• [BRONTEKST]
· · · · · · ·

3.Het oordeel van het hof

3.1
Het hof zal oordelen dat het hoger beroep niet slaagt. Whiel en [appellant2] hebben (ook) in hoger beroep niet voldoende aannemelijk weten te maken dat de voertuigen waarop Roha executoriaal beslag heeft doen leggen van Whiel en niet van [appellant2] zijn. Dat wordt hierna uitgelegd. Daarvoor zijn allereerst de feiten zoals die in deze procedure vaststaan van belang.
De feiten
3.2
Roha is schuldeiser van [appellant2] . Op 8 december 2015 heeft de rechtbank Overijssel [appellant2] veroordeeld om aan Roha € 117.249,78 te betalen vermeerderd met rente en buitengerechtelijke incassokosten en proceskosten. Tegen het vonnis is geen hoger beroep ingesteld. Roha heeft op basis van dit vonnis verschillende executoriale (verhaals)beslagen doen leggen op vermogensbestanddelen van [appellant2] . Met de executieopbrengst is een deel (€ 16.170,55) van de schuld van [appellant2] aan Roha afgelost.
3.3
In april 2018 heeft Roha ten laste van [appellant2] executoriaal loonbeslag doen leggen onder EB Holding B.V. van welke vennootschap [appellant2] bestuurder was en bij welke vennootschap [appellant2] in dienst was tegen een bruto salaris van € 5.000,- per maand.
3.4
In een mail van 24 september 2019 heeft Roha het bedrag berekend dat aan haar zou moeten worden afgedragen en is EB Holding B.V. gesommeerd om dit bedrag aan Roha af te dragen. Dat is niet gebeurd.
3.5
Op 30 september 2019 is Whiel opgericht. [appellant2] is indirect, via Stichting Administratiekantoor EB Holding, bestuurder van Whiel. Na de oprichting is [appellant2] bij Whiel in dienst getreden tegen een bruto salaris van € 2.000,- per maand en is zijn dienstverband bij EB Holding B.V. beëindigd.
3.6
In opdracht van Roha is eind januari 2022 een (tweede) taxatierapport van de woning van [appellant2] aan de [adres] in [woonplaats1] (provincie Groningen) opgesteld. Op de bij het taxatierapport behorende foto’s zijn voertuigen te zien. Naar aanleiding daarvan heeft Roha de deurwaarder opdracht gegeven beslag te leggen op de voertuigen waarvan de kentekens in het register van de RDW op naam van [appellant2] stonden geregistreerd.

· · · · · · ·

• [SCHRIFTELIJKE OPDRACHTEN]
1. Op welke datum is Whiel volgens de uitspraak van het hof opgericht?
2. Breid de uitspraak van het hof uit door verder te schrijven na de laatste zin.
De regels die hierna komen, zijn afkomstig uit een andere bron.

• [AANGELEVERD MATERIAAL]
· · · · · · ·

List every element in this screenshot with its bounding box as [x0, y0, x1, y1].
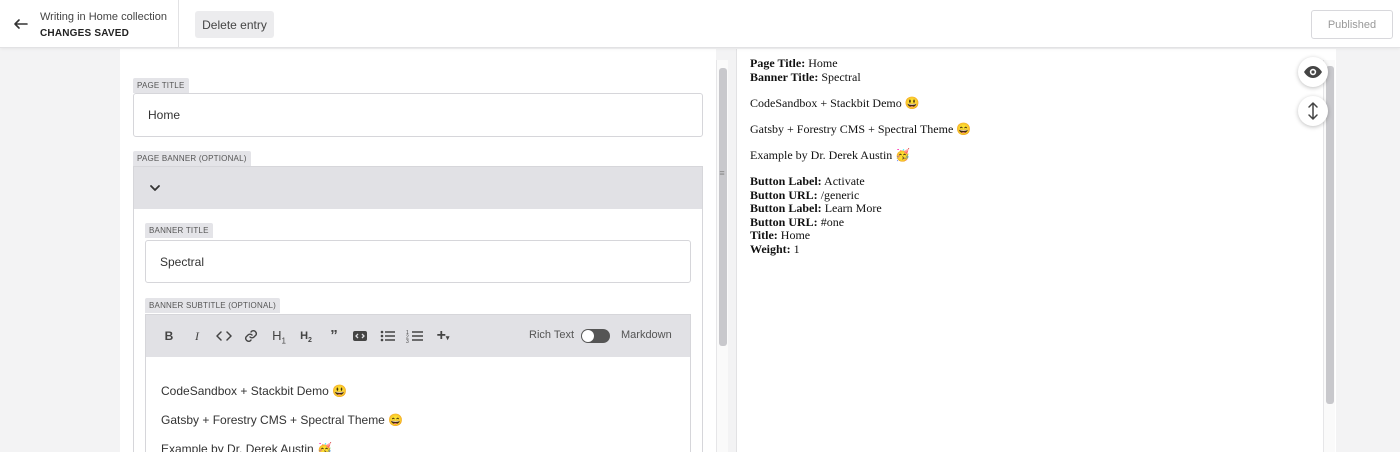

· · · · · · ·

• [ANTWOORDEN PER OPDRACHT]
1. Op 30 september 2019.

2.
3.7
Dit executoriale (verhaals) beslag is op 24 februari 2022 gelegd op de volgende voertuigen:
  • een aanhangwagen (caravan), merk HOBBY met het kenteken [kenteken1] ,
  • een aanhangwagen, merk FRIPAAN met het kenteken [kenteken2]
  • een aanhangwagen (veewagen), merk HOTRARIJS, type PT2006 met het kenteken [kenteken3]
  • een landbouwvoertuig (tractor), merk MASSEY FERGUSON, type 133 met het kenteken [kenteken4]
een landbouwvoertuig (verreiker), merk MANITOU, type MT 1337 SLT met het kenteken [kenteken5]
3.8
In een mail van maart 2022 heeft de accountant van Whiel, [naam1] van Van Braak Accountants, aan [appellant2] geschreven:

Via deze weg bevestig ik dat de volgende machines en werktuigen betaald én geïnvesteerd zijn door Whiel B.V.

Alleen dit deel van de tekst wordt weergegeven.